## WHAT YOU NEED TO DO
Please output the lines shown below exactly as they appear.

## RECORDED INFORMATION
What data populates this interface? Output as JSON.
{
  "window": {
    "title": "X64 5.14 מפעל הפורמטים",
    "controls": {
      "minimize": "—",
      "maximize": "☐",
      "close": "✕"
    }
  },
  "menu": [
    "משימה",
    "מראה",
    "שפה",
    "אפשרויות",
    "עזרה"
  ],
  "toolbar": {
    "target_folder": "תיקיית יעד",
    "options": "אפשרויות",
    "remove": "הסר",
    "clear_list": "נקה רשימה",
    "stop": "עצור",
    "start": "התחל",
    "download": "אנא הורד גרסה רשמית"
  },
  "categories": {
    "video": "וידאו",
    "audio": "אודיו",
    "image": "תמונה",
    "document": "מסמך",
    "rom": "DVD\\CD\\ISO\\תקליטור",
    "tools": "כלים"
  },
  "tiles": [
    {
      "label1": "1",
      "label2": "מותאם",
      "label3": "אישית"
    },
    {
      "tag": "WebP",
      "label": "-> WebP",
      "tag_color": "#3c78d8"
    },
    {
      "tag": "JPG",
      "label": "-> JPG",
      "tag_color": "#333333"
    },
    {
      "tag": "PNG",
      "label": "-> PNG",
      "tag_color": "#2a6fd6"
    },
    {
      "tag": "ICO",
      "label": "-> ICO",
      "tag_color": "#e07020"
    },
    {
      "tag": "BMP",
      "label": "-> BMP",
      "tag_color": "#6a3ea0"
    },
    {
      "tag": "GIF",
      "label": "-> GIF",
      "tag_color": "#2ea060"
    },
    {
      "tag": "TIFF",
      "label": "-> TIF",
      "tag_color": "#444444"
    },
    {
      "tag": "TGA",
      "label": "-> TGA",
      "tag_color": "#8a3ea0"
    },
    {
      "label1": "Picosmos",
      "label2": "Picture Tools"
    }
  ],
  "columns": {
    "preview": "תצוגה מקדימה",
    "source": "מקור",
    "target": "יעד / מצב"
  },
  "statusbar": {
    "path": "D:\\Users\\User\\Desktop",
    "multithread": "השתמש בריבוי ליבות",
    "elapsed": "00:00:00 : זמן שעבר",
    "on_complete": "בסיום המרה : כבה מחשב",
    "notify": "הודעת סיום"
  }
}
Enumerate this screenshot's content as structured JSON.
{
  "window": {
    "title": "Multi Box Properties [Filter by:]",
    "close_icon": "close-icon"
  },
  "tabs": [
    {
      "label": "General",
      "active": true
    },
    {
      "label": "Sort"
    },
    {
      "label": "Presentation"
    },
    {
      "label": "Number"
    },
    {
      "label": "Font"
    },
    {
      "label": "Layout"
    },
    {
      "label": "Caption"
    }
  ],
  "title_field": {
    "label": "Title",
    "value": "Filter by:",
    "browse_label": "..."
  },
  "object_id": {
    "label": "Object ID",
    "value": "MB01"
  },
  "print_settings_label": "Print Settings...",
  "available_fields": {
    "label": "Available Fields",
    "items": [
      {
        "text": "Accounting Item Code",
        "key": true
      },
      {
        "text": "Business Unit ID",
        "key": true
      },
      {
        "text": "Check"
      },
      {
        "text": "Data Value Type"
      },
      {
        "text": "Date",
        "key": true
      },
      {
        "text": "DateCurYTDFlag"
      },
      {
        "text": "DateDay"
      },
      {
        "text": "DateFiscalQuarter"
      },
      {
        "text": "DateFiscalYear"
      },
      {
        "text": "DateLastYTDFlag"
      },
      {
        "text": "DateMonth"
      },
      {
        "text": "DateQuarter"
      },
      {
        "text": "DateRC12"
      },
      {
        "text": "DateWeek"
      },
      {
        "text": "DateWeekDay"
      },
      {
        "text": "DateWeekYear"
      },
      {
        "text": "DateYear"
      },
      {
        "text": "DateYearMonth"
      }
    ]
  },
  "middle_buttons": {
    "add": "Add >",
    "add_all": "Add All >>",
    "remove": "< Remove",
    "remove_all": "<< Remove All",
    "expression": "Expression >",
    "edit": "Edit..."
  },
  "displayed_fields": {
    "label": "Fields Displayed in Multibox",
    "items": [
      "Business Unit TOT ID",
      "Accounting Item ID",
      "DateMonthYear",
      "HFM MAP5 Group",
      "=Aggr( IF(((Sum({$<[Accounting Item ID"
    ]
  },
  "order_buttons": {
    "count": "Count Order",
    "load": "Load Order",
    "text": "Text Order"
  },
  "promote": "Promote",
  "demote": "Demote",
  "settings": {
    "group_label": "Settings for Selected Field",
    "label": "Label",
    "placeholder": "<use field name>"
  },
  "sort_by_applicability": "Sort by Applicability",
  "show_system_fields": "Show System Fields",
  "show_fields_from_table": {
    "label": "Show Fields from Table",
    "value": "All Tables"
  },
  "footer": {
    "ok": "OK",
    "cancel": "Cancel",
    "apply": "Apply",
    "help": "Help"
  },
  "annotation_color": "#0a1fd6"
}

## RESULT
What data populates this interface? Output as JSON.
{
  "window": {
    "title": "X64 5.14 מפעל הפורמטים",
    "controls": {
      "minimize": "—",
      "maximize": "☐",
      "close": "✕"
    }
  },
  "menu": [
    "משימה",
    "מראה",
    "שפה",
    "אפשרויות",
    "עזרה"
  ],
  "toolbar": {
    "target_folder": "תיקיית יעד",
    "options": "אפשרויות",
    "remove": "הסר",
    "clear_list": "נקה רשימה",
    "stop": "עצור",
    "start": "התחל",
    "download": "אנא הורד גרסה רשמית"
  },
  "categories": {
    "video": "וידאו",
    "audio": "אודיו",
    "image": "תמונה",
    "document": "מסמך",
    "rom": "DVD\\CD\\ISO\\תקליטור",
    "tools": "כלים"
  },
  "tiles": [
    {
      "label1": "1",
      "label2": "מותאם",
      "label3": "אישית"
    },
    {
      "tag": "WebP",
      "label": "-> WebP",
      "tag_color": "#3c78d8"
    },
    {
      "tag": "JPG",
      "label": "-> JPG",
      "tag_color": "#333333"
    },
    {
      "tag": "PNG",
      "label": "-> PNG",
      "tag_color": "#2a6fd6"
    },
    {
      "tag": "ICO",
      "label": "-> ICO",
      "tag_color": "#e07020"
    },
    {
      "tag": "BMP",
      "label": "-> BMP",
      "tag_color": "#6a3ea0"
    },
    {
      "tag": "GIF",
      "label": "-> GIF",
      "tag_color": "#2ea060"
    },
    {
      "tag": "TIFF",
      "label": "-> TIF",
      "tag_color": "#444444"
    },
    {
      "tag": "TGA",
      "label": "-> TGA",
      "tag_color": "#8a3ea0"
    },
    {
      "label1": "Picosmos",
      "label2": "Picture Tools"
    }
  ],
  "columns": {
    "preview": "תצוגה מקדימה",
    "source": "מקור",
    "target": "יעד / מצב"
  },
  "statusbar": {
    "path": "D:\\Users\\User\\Desktop",
    "multithread": "השתמש בריבוי ליבות",
    "elapsed": "00:00:00 : זמן שעבר",
    "on_complete": "בסיום המרה : כבה מחשב",
    "notify": "הודעת סיום"
  }
}
Enumerate this screenshot's content as structured JSON.
{
  "window": {
    "title": "Multi Box Properties [Filter by:]",
    "close_icon": "close-icon"
  },
  "tabs": [
    {
      "label": "General",
      "active": true
    },
    {
      "label": "Sort"
    },
    {
      "label": "Presentation"
    },
    {
      "label": "Number"
    },
    {
      "label": "Font"
    },
    {
      "label": "Layout"
    },
    {
      "label": "Caption"
    }
  ],
  "title_field": {
    "label": "Title",
    "value": "Filter by:",
    "browse_label": "..."
  },
  "object_id": {
    "label": "Object ID",
    "value": "MB01"
  },
  "print_settings_label": "Print Settings...",
  "available_fields": {
    "label": "Available Fields",
    "items": [
      {
        "text": "Accounting Item Code",
        "key": true
      },
      {
        "text": "Business Unit ID",
        "key": true
      },
      {
        "text": "Check"
      },
      {
        "text": "Data Value Type"
      },
      {
        "text": "Date",
        "key": true
      },
      {
        "text": "DateCurYTDFlag"
      },
      {
        "text": "DateDay"
      },
      {
        "text": "DateFiscalQuarter"
      },
      {
        "text": "DateFiscalYear"
      },
      {
        "text": "DateLastYTDFlag"
      },
      {
        "text": "DateMonth"
      },
      {
        "text": "DateQuarter"
      },
      {
        "text": "DateRC12"
      },
      {
        "text": "DateWeek"
      },
      {
        "text": "DateWeekDay"
      },
      {
        "text": "DateWeekYear"
      },
      {
        "text": "DateYear"
      },
      {
        "text": "DateYearMonth"
      }
    ]
  },
  "middle_buttons": {
    "add": "Add >",
    "add_all": "Add All >>",
    "remove": "< Remove",
    "remove_all": "<< Remove All",
    "expression": "Expression >",
    "edit": "Edit..."
  },
  "displayed_fields": {
    "label": "Fields Displayed in Multibox",
    "items": [
      "Business Unit TOT ID",
      "Accounting Item ID",
      "DateMonthYear",
      "HFM MAP5 Group",
      "=Aggr( IF(((Sum({$<[Accounting Item ID"
    ]
  },
  "order_buttons": {
    "count": "Count Order",
    "load": "Load Order",
    "text": "Text Order"
  },
  "promote": "Promote",
  "demote": "Demote",
  "settings": {
    "group_label": "Settings for Selected Field",
    "label": "Label",
    "placeholder": "<use field name>"
  },
  "sort_by_applicability": "Sort by Applicability",
  "show_system_fields": "Show System Fields",
  "show_fields_from_table": {
    "label": "Show Fields from Table",
    "value": "All Tables"
  },
  "footer": {
    "ok": "OK",
    "cancel": "Cancel",
    "apply": "Apply",
    "help": "Help"
  },
  "annotation_color": "#0a1fd6"
}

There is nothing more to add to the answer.